Data excerpts |
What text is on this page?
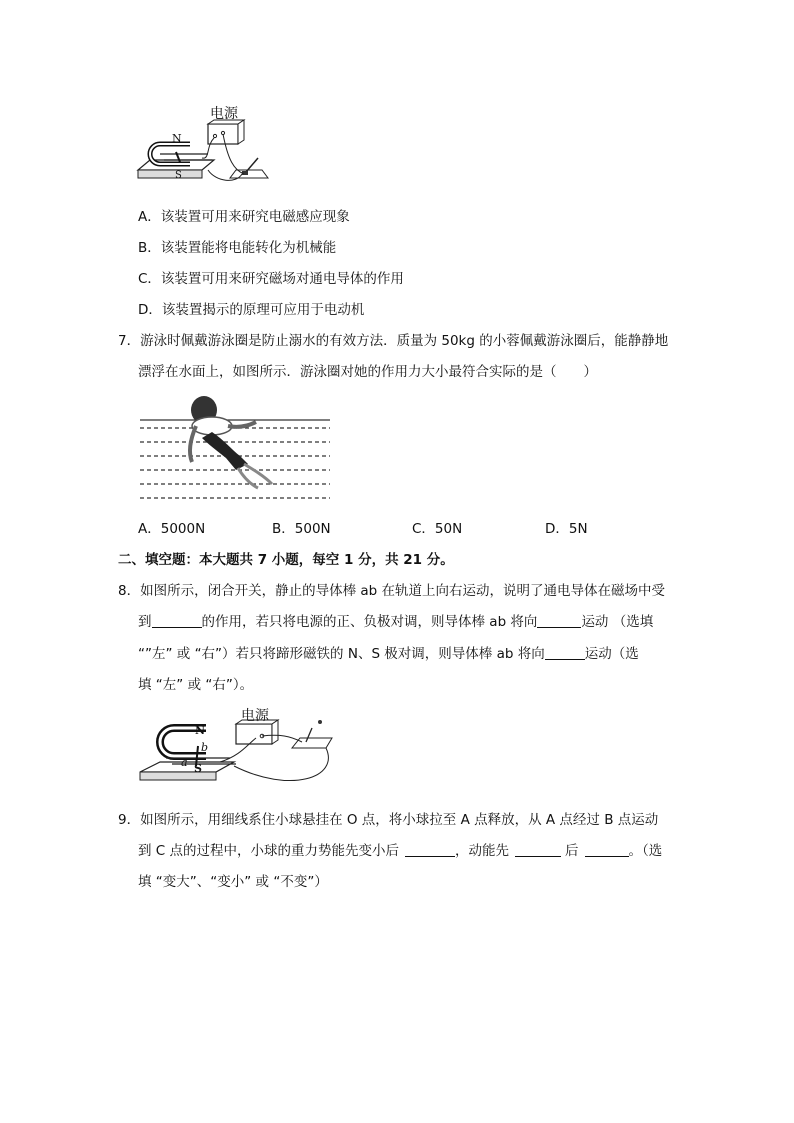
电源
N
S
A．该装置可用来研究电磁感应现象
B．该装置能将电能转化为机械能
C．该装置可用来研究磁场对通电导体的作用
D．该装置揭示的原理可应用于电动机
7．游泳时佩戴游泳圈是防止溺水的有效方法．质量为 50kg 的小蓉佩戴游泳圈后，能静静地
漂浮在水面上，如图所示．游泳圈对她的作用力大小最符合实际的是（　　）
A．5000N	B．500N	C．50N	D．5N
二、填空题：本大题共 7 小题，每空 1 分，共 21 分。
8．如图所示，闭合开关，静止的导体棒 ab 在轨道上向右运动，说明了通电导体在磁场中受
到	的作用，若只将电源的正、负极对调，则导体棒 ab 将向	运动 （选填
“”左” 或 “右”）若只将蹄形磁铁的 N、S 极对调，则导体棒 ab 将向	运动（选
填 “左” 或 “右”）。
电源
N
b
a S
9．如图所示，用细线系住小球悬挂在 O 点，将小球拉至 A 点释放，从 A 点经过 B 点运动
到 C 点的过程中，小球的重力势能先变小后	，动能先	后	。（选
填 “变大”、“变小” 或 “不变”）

EXERCISE DETAILS |
Repeat each entry exactly. Pictures do not belong in the copy.

ANSWER |
What text is on this page?
电源
N
S
A．该装置可用来研究电磁感应现象
B．该装置能将电能转化为机械能
C．该装置可用来研究磁场对通电导体的作用
D．该装置揭示的原理可应用于电动机
7．游泳时佩戴游泳圈是防止溺水的有效方法．质量为 50kg 的小蓉佩戴游泳圈后，能静静地
漂浮在水面上，如图所示．游泳圈对她的作用力大小最符合实际的是（　　）
A．5000N	B．500N	C．50N	D．5N
二、填空题：本大题共 7 小题，每空 1 分，共 21 分。
8．如图所示，闭合开关，静止的导体棒 ab 在轨道上向右运动，说明了通电导体在磁场中受
到	的作用，若只将电源的正、负极对调，则导体棒 ab 将向	运动 （选填
“”左” 或 “右”）若只将蹄形磁铁的 N、S 极对调，则导体棒 ab 将向	运动（选
填 “左” 或 “右”）。
电源
N
b
a S
9．如图所示，用细线系住小球悬挂在 O 点，将小球拉至 A 点释放，从 A 点经过 B 点运动
到 C 点的过程中，小球的重力势能先变小后	，动能先	后	。（选
填 “变大”、“变小” 或 “不变”）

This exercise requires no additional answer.